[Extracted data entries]
○ ○ ○
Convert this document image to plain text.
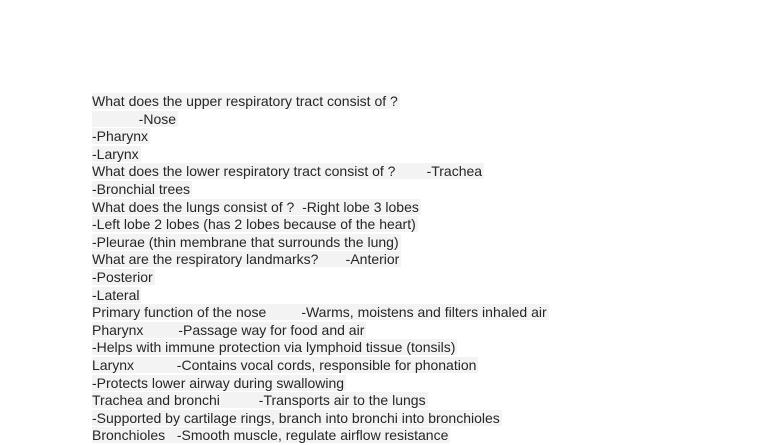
What does the upper respiratory tract consist of ?
-Nose
-Pharynx
-Larynx
What does the lower respiratory tract consist of ?        -Trachea
-Bronchial trees
What does the lungs consist of ?  -Right lobe 3 lobes
-Left lobe 2 lobes (has 2 lobes because of the heart)
-Pleurae (thin membrane that surrounds the lung)
What are the respiratory landmarks?       -Anterior
-Posterior
-Lateral
Primary function of the nose         -Warms, moistens and filters inhaled air
Pharynx         -Passage way for food and air
-Helps with immune protection via lymphoid tissue (tonsils)
Larynx           -Contains vocal cords, responsible for phonation
-Protects lower airway during swallowing
Trachea and bronchi          -Transports air to the lungs
-Supported by cartilage rings, branch into bronchi into bronchioles
Bronchioles   -Smooth muscle, regulate airflow resistance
○ ○ ○
What is being asked:
Give back every line exactly as it stands, pictures excluded.

Task response:
Convert this document image to plain text.
What does the upper respiratory tract consist of ?
-Nose
-Pharynx
-Larynx
What does the lower respiratory tract consist of ?        -Trachea
-Bronchial trees
What does the lungs consist of ?  -Right lobe 3 lobes
-Left lobe 2 lobes (has 2 lobes because of the heart)
-Pleurae (thin membrane that surrounds the lung)
What are the respiratory landmarks?       -Anterior
-Posterior
-Lateral
Primary function of the nose         -Warms, moistens and filters inhaled air
Pharynx         -Passage way for food and air
-Helps with immune protection via lymphoid tissue (tonsils)
Larynx           -Contains vocal cords, responsible for phonation
-Protects lower airway during swallowing
Trachea and bronchi          -Transports air to the lungs
-Supported by cartilage rings, branch into bronchi into bronchioles
Bronchioles   -Smooth muscle, regulate airflow resistance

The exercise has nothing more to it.